TASK INSTRUCTIONS -
[1] Condense the paragraph of the Ceph RBD tutorial that begins "Kubernetes Pods with persistent volumes" into a short bulleted list that keeps its main facts.
[2] According to the Ceph RBD tutorial, which group created the Container Storage Interface?
[3] Carry the Ceph RBD tutorial forward past its final sentence.

ARTICLE -

━━━━━━━━

Kubernetes : Using Ceph RBD as Container Storage Interface (CSI)
Kubernetes Pods with persistent volumes are important for data persistence because containers are being created and destroyed, depending on the load and on the specifications of the developers. Pods and containers can self-heal and replicate. They are, in essence, ephemeral.
Before start this post I’ve been posted some hands on and conceptual docs to understand since the beginning this solution.
- Kubernetes: An Overview.
- Kubernetes: Ansible deployment.
- Ceph : An Overview.
- Ceph : Ansible deployment.
1. About Container Storage Interface
Container Storage Interface. CSI is a unifying effort created by CNCF Storage Working Group, aimed towards defining a standard container storage interface that can enable storage drivers to work on any container orchestrator.
We are using rbd-kubernetes for my example with CSI , so developers can access storage exposed by a CSI compatible volume driver with the csi volume type on Kubernetes.
I’ve used this configuration my laboratory with 3 Ceph Monitos and 3 OSD Nodes.
- 1 Gbs RAM
- 1 vcpu
- 15Gbs for OS Disk and 12 GBs for each OSD disk
Don’t use the configuration for prodution environment, for a production ready deployment use physical hardware and study the workload before any setup.
Ceph Ansible deployment how to : https://fajlinux.com/cloud/ceph-cluster-deployment/
As decribed by support matrix from official repository these versions are necessary :
- Ceph : Mimic version +
- Kubernetes: 1.14 +
2. Ceph configurations
Create a kubernetes pool inside Ceph cluster.
[root@ceph-mon1 ~]# ceph osd pool create kubernetes 256 256
I’ve used 256 for PG numbers inside my cluster, because this is a teste. So look these documentations and understand the pg pool calculation before create it for production.

━━━━━━━━

MATERIAL -
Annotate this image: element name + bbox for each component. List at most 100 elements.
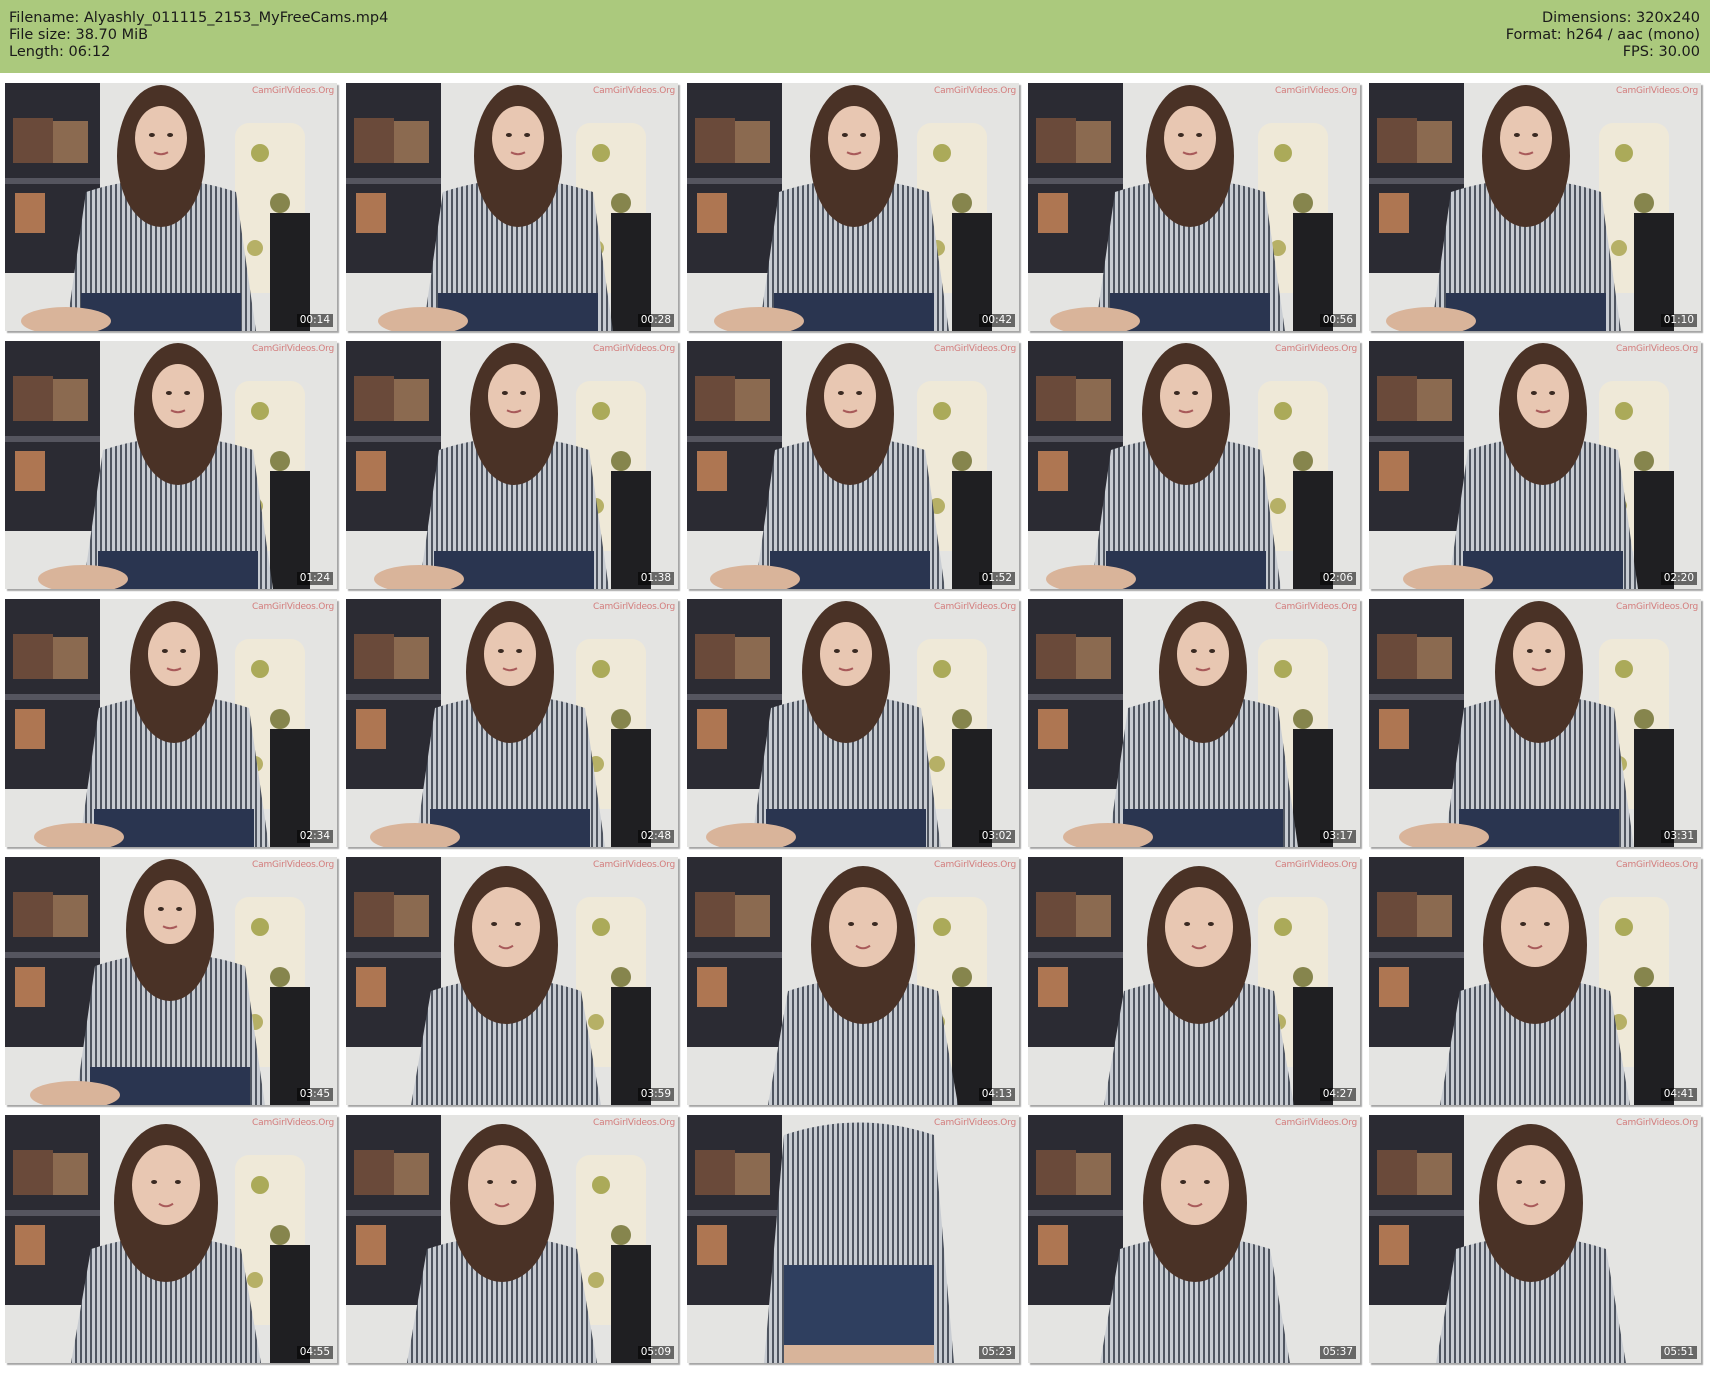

━━━━━━━━

RESPONSES PER TASK -
[1]
- Persistent volumes keep Pod data persistent, since containers are created and destroyed according to load and developer specifications.
- Pods and containers can self-heal and replicate.
- They are essentially ephemeral.

[2] The CNCF Storage Working Group.

[3]
On the Ceph monitor initialize the Kubernetes pool for use by RBD :
rbd pool init kubernetes
Create the Kubernetes auth user :
[root@ceph-mon1 ~]# ceph auth get-or-create client.kubernetes mon 'profile rbd' osd 'profile rbd pool=kubernetes' mgr 'profile rbd pool=kubernetes'...[client.kubernetes]
key = AQDXs9JeQXtqFRAAGSU9alHjNm+CORLwBk9qQg==
[root@ceph-mon1 ~]#
The ceph-csi requires a ConfigMap object stored in Kubernetes to define the the Ceph monitor addresses for the Ceph cluster. Collect both the Ceph cluster unique fsid and the monitor addresses:
[root@ceph-mon1 ~]# ceph mon dump...
dumped monmap epoch 1
epoch 1
fsid 31d15197-ddf7-418f-8f07-3e6744c6af80
last_changed 2020-05-30 17:11:10.563775
created 2020-05-30 17:11:10.563775
min_mon_release 14 (nautilus)
0: [v2:192.168.15.140:3300/0,v1:192.168.15.140:6789/0] mon.ceph-mon1
1: [v2:192.168.15.141:3300/0,v1:192.168.15.141:6789/0] mon.ceph-mon2
2: [v2:192.168.15.142:3300/0,v1:192.168.15.142:6789/0] mon.ceph-mon3
Create a RBD image with 1Gb size and run a rbd list images :
# Create a RBD image
$ rbd create rbd-myvol --size 1G -p kubernetes# Disable some features
$ rbd feature disable -p kubernetes rbd-myvol exclusive-lock object-map fast-diff deep-flatten# Validate with the rbd list command
$ rbd -p kubernetes ls
After this install ceph-common package, in my example I will using Ansible:
# RHEL / Fedora / CentOS
$ ansible rbdclient -m yum -a "name=ceph-common state=present"# Ubuntu
$ ansible rbdclient -m apt -a "name=ceph-common state=present"
Ansible inventory file
[rbdclients]
master1
master2
master3
worker1
worker2
worker3
3. RBD Kubernetes
- Requires Kubernetes 1.14+
Get the values from the last command “ceph mon dump” and create csi-config-map.yaml file :
- clusterID : fsid from Ceph cluster
- monitors: each Ceph monitor Ip with the format “<monitor Ip>:<monitor port>”
---
apiVersion: v1
kind: ConfigMap
data:
config.json: |-
[
{
"clusterID": "31d15197-ddf7-418f-8f07-3e6744c6af80",
"monitors": [
"192.168.15.140:6789",
"192.168.15.141:6789",
"192.168.15.142:6789"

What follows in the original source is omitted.